[BEGIN TEXT BLOCK]

At that time I was working for GMTV as an interactive producer. I took a camera down to Trafalgar Square on the day we won the Olympic bid and we ran a picture gallery on the GMTV website, alongside an appeal for viewer photos from Trafalgar Square and their messages of congratulations. We also had a poll asking whether Brits were happy that London won the bid - believe it or not, it was not universally supported.
The following morning I was in the GMTV gallery when news of a problem on the underground hit the wires. At first it was being reported as a probable electrical fault. Within minutes we had a line to the Met Police and Transport For London as news of a second Circle Line problem and another on the Picadilly Line filtered through. Scrambling to get reporters in place and phonos with spokespeople, we broke the news to the nation that London had become a target for a series of co-ordinated attacks.
Just seven years ago, as two of the biggest stories in London's recent history broke in the space of two days, the public relied entirely on news publishers to get their information. Could you imagine if those two stories broke in London now? How would you learn about it first?
It's more than possible that the answer to this is through social media. At 1.30pm on July 6th, Twitter, Facebook, Instagram, Pinterest, Flickr and more would have been full of pictures of Brits draped around the Union Jack, videos of M People blasting out "Search for the Hero", messages to friends and family declaring "I was there", jokes, pithy commentary, informed opinion and celebrity endorsements. The nation would find out about the story simply by virtue of the fact that their ears were open. It would be difficult to avoid the conversation.

[END TEXT BLOCK]
[BEGIN RECORD EXCERPTS]

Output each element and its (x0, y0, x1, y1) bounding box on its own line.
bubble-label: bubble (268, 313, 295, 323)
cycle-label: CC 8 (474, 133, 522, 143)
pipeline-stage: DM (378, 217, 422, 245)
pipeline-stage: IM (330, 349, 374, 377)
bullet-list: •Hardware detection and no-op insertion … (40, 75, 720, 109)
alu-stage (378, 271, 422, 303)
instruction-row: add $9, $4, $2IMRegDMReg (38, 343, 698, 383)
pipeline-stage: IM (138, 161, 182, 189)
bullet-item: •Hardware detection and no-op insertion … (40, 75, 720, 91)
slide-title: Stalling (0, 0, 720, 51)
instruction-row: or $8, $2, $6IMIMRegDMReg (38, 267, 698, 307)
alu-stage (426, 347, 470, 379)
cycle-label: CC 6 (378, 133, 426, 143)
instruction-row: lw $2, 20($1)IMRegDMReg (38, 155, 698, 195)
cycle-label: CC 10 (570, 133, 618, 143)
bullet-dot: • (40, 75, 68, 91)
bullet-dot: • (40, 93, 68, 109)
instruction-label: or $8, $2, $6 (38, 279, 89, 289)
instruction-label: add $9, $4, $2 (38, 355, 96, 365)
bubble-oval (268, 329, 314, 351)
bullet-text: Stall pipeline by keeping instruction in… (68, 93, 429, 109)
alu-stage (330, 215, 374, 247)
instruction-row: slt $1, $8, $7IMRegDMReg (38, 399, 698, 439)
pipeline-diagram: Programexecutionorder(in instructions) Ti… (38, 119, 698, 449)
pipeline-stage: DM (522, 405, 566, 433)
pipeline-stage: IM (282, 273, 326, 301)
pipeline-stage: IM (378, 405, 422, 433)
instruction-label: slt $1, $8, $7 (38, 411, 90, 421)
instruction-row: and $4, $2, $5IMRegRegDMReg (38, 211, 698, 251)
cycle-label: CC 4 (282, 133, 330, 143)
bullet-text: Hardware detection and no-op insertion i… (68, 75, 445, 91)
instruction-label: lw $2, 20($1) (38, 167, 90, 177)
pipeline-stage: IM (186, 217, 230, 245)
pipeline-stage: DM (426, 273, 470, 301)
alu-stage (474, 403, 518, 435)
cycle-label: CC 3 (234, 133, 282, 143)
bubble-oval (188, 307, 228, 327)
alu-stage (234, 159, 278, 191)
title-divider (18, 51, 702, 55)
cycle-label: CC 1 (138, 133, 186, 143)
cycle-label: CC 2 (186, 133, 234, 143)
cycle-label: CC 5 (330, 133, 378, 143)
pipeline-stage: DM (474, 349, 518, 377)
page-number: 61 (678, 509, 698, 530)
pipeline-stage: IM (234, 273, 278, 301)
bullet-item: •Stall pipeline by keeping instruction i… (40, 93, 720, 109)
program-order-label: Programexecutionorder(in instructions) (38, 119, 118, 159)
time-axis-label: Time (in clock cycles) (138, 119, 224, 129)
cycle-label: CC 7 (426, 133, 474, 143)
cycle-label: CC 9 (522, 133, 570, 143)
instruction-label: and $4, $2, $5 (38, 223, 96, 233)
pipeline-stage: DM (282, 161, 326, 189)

[END RECORD EXCERPTS]

# EXERCISE TASKS
**A.** Which social media platforms does the piece on news and social media name?
**B.** Pick up the piece on news and social media where it stops, and keep writing it.
The records have no connection to the text about the Olympic bid and the attacks on London.

# ANSWERS TO THE TASKS
**A.** Twitter, Facebook, Instagram, Pinterest, Flickr

**B.**
On July 7th, this would have been even more pronounced. The Twittersphere would have been full of chatter the minute the first explosion was heard (though unlike South Korea, there is no internet access on London's Tube). People would have been jumping on Facebook to let their friends know that they were okay - I had to call all my family members individually - and to share pictures and videos taken on their smartphones.
So does this mean that the importance of traditional media is dwindling? Simply put, no. While traditional news organisations are to an extent losing control over the message, they are more important than ever.
The problem with social media (and the citizen journalism output that goes hand in hand with it) is that it is entirely unregulated. The job of a journalist is to report verified facts. So the job of contemporary news telling, at least in part, is to become a social curator. While a news publisher may no longer be the first voice in the news conversation, they need to be the first trusted voice. It's a semantic difference, but one that could spell success or defeat for news organisations.
News should no longer be thought of as a product. It is now an always-on and collaborative process. News publishers need to listen as much as they speak. And then they need to filter the pertinent from the noise. They should enable the news consumer to find what's important to them quickly, easily and always accurately.
Reddit's coverage of the Toronto shooting a month ago makes for interesting reading and a possible glimpse of the news output of the future.What is unique about Reddit's style of storytelling versus traditional journalism it that it is an uneditorialised aggregation of updates available from those involved in the incident.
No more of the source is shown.